## GOAL
Copy out each line that mentions the word "inches".

## SOURCE DATA
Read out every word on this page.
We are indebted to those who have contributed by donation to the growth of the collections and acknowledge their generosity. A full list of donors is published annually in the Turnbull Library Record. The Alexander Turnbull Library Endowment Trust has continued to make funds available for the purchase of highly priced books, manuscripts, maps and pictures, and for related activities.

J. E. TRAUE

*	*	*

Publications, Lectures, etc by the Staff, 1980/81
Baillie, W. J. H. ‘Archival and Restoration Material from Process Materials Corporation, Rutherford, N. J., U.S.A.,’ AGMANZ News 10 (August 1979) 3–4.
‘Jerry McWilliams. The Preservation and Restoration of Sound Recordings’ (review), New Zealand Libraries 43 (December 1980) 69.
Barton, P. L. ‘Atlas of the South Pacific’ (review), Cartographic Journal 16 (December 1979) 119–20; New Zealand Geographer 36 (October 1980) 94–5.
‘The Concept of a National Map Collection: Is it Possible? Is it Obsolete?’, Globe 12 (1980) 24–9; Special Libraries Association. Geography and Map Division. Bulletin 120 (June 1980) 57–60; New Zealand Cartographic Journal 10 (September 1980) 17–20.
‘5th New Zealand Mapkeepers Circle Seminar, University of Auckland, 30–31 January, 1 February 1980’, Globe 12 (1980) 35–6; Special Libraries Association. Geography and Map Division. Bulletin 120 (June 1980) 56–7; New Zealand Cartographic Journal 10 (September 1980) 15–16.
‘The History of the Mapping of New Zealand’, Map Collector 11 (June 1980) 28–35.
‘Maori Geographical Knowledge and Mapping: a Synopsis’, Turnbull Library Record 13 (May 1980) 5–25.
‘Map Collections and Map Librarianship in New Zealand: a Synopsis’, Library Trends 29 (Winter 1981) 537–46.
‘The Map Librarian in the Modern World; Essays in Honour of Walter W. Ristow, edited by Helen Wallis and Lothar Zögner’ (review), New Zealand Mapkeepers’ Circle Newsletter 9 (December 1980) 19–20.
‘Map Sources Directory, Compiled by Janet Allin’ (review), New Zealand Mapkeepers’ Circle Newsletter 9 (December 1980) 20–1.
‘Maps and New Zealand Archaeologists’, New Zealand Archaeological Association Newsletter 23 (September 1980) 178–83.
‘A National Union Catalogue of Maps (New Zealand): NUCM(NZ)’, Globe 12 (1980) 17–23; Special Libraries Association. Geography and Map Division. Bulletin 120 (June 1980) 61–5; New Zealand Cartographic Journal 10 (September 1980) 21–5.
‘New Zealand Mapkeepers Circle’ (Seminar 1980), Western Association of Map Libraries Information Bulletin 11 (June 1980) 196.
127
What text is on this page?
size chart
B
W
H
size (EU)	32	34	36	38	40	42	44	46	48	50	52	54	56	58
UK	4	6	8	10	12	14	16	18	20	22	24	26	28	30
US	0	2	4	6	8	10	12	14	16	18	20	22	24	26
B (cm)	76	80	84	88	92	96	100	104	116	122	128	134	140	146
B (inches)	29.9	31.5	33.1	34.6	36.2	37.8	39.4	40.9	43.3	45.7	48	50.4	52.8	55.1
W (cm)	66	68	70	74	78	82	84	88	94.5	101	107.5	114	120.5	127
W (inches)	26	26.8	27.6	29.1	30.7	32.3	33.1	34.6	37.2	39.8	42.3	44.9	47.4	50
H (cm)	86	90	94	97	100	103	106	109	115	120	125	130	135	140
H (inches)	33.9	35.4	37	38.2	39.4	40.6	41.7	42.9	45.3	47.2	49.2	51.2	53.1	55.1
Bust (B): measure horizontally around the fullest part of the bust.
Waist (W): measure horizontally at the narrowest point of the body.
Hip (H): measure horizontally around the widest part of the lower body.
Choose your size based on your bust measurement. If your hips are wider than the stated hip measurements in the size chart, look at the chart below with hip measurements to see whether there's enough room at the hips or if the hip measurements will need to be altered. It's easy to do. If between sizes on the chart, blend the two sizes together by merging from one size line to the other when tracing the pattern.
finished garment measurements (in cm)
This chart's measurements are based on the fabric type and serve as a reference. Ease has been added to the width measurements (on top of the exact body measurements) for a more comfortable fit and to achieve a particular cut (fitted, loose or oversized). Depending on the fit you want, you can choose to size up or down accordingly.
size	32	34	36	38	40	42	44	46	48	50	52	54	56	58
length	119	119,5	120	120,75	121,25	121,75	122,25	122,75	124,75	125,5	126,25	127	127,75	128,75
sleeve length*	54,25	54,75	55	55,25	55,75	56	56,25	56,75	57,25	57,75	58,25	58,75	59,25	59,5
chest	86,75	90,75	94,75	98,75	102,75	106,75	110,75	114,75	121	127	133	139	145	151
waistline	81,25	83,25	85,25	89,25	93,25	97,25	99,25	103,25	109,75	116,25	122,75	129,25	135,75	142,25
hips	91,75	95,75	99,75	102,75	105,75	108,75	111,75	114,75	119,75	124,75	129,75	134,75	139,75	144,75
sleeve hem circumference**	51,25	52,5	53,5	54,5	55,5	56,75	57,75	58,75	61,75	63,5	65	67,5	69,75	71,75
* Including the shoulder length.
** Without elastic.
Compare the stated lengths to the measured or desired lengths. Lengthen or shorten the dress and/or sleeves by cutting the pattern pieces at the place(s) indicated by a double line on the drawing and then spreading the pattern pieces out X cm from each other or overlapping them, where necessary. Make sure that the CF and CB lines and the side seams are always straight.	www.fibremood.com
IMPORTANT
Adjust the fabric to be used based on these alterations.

## PROBLEM SOLUTION
B (inches)	29.9	31.5	33.1	34.6	36.2	37.8	39.4	40.9	43.3	45.7	48	50.4	52.8	55.1
W (inches)	26	26.8	27.6	29.1	30.7	32.3	33.1	34.6	37.2	39.8	42.3	44.9	47.4	50
H (inches)	33.9	35.4	37	38.2	39.4	40.6	41.7	42.9	45.3	47.2	49.2	51.2	53.1	55.1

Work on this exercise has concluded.